## What is being asked
Search the listing below for the string "name" and show each line that contains it.

(Records)
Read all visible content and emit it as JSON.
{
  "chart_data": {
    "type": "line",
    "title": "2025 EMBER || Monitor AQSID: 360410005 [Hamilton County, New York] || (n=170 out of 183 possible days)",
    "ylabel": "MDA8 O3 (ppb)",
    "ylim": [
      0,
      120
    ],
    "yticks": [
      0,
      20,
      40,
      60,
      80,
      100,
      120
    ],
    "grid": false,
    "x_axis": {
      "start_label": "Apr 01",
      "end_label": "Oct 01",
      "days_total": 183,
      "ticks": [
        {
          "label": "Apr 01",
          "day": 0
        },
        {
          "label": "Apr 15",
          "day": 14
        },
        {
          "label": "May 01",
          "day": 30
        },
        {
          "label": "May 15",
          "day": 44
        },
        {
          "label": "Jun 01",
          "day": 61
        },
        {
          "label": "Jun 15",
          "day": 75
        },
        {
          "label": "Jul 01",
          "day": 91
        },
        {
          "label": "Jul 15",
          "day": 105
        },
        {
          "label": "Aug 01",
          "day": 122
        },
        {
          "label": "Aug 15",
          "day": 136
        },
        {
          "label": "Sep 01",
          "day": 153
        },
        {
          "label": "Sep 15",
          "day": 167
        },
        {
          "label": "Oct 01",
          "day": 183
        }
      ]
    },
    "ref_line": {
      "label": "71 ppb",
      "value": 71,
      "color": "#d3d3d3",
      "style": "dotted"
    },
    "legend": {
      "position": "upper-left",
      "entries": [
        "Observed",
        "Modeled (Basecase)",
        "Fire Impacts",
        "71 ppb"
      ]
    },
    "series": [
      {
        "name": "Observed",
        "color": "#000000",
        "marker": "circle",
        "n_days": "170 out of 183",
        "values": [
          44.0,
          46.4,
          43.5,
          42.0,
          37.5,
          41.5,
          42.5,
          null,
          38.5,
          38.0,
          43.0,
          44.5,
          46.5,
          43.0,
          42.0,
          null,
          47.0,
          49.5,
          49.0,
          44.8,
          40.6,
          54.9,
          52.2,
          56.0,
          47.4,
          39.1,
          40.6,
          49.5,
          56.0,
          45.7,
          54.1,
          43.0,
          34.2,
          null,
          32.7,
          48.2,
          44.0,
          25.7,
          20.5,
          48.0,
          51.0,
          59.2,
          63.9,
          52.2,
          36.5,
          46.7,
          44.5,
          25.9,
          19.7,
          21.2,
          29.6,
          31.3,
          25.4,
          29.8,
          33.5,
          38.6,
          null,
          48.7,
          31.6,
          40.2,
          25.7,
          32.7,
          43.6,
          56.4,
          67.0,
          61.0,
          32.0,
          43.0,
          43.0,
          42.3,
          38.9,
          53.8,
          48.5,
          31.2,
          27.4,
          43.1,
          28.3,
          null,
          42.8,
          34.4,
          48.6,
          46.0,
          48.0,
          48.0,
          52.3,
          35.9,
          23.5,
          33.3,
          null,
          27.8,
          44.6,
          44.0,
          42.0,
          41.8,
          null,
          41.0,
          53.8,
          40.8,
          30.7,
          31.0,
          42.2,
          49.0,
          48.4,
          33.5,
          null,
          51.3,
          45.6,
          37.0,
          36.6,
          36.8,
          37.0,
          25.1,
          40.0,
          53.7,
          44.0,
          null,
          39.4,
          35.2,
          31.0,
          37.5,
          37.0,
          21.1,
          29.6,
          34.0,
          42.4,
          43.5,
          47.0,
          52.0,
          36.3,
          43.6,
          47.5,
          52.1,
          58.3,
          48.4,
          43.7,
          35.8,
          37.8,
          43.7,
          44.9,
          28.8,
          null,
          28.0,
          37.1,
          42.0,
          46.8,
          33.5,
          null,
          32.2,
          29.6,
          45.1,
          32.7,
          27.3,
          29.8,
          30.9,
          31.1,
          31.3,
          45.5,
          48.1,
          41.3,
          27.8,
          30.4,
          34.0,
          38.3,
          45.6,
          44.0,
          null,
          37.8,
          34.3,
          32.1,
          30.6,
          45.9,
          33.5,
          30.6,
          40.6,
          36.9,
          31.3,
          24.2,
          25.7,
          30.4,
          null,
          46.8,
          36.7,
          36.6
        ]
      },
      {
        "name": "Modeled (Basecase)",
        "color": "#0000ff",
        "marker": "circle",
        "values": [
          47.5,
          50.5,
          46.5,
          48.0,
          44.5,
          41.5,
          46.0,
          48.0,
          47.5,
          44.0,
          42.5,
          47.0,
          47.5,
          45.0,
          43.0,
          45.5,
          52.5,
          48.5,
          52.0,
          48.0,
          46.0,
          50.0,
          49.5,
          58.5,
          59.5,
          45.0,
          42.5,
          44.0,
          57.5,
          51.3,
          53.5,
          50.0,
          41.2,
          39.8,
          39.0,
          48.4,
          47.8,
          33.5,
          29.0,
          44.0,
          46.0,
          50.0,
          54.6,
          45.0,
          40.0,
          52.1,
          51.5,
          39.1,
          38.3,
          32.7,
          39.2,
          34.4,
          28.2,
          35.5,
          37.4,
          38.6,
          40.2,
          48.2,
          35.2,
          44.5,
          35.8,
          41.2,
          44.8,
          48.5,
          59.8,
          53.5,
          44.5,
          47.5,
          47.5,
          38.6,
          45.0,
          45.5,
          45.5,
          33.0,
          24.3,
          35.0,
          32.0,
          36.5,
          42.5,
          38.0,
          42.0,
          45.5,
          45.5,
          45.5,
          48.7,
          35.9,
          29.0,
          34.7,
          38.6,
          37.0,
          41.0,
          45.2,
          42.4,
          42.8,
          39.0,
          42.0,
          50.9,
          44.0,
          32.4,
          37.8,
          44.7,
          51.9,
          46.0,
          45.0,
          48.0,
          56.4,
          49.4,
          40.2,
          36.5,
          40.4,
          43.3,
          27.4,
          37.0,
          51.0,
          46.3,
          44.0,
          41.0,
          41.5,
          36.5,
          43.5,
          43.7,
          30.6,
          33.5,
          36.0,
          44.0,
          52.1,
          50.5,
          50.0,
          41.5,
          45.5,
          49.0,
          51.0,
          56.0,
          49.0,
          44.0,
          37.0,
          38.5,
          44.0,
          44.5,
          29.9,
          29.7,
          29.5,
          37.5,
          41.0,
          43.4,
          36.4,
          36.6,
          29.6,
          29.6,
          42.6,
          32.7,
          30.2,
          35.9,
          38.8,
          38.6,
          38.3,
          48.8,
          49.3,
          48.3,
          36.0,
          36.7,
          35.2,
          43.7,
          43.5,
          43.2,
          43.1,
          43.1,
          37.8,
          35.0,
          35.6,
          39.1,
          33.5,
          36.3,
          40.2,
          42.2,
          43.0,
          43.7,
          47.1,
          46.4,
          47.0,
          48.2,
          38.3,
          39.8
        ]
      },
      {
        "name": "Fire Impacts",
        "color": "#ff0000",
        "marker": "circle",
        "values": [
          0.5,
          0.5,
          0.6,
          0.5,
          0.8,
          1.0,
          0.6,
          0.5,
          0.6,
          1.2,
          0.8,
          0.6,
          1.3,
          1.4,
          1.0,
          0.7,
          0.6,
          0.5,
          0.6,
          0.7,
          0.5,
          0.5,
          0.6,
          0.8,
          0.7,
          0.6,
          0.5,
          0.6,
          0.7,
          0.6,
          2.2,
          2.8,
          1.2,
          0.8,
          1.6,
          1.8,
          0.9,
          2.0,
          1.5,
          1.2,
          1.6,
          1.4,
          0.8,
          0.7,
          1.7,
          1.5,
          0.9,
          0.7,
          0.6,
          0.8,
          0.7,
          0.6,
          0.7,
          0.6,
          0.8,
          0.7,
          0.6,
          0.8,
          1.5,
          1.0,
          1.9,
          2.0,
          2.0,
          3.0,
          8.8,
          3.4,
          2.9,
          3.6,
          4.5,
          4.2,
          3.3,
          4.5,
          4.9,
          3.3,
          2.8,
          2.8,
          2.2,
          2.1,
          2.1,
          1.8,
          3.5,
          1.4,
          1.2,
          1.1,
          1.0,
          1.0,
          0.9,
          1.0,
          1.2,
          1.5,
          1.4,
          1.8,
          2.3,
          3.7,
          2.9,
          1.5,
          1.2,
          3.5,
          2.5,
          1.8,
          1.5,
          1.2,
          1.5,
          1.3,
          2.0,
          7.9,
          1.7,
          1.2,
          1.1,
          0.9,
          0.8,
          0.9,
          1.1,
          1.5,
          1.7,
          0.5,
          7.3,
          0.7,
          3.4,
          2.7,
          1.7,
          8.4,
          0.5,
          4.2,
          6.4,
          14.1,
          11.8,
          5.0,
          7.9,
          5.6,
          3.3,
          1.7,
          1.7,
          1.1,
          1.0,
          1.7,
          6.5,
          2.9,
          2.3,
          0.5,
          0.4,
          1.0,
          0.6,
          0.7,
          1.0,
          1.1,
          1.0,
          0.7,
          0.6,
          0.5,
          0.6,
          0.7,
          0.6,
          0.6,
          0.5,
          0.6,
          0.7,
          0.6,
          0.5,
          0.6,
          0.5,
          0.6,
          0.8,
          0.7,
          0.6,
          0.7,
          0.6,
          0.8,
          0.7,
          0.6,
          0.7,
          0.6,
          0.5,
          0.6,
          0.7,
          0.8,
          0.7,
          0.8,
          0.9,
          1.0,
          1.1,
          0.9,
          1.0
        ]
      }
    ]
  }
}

## Response
        "name": "Observed",
        "name": "Modeled (Basecase)",
        "name": "Fire Impacts",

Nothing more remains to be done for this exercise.